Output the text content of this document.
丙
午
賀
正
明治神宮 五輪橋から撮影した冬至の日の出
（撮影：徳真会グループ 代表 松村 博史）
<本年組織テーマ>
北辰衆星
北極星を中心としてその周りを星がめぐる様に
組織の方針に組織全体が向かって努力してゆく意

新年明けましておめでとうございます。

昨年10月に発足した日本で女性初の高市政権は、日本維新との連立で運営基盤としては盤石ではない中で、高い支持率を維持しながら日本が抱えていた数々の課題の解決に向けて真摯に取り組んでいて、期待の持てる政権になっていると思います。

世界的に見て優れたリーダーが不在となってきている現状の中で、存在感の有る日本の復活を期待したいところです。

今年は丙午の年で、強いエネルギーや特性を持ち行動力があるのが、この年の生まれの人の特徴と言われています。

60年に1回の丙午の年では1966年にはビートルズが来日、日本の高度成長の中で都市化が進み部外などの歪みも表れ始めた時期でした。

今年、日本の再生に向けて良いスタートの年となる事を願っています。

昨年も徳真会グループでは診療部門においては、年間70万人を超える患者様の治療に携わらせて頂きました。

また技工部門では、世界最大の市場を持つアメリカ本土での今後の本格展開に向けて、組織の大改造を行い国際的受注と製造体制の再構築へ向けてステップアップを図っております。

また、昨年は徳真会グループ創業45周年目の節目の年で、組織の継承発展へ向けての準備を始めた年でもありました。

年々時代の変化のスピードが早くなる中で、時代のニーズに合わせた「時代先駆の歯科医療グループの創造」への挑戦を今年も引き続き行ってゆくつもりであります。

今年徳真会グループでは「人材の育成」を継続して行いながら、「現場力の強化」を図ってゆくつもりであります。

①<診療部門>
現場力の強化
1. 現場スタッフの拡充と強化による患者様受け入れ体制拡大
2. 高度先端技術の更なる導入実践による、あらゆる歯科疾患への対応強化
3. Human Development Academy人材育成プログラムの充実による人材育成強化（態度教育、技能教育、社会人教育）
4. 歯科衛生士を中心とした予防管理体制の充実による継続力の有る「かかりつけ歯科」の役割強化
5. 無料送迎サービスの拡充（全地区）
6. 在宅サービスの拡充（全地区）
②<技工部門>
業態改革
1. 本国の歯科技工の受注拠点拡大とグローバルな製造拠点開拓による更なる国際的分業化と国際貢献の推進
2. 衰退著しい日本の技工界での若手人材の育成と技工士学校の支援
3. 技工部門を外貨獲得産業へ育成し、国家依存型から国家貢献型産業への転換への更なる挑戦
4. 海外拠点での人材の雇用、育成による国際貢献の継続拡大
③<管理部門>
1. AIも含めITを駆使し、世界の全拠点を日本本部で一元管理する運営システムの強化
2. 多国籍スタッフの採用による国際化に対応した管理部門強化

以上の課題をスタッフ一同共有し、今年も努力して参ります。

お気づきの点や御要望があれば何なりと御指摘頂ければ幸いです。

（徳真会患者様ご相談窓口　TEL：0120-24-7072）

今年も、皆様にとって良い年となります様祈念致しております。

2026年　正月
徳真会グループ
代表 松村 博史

> [TASK OBJECTIVE] Find the word "現場力の強化" in the data and copy out each line where it turns up.

> [OUTPUT BELOW]
今年徳真会グループでは「人材の育成」を継続して行いながら、「現場力の強化」を図ってゆくつもりであります。
現場力の強化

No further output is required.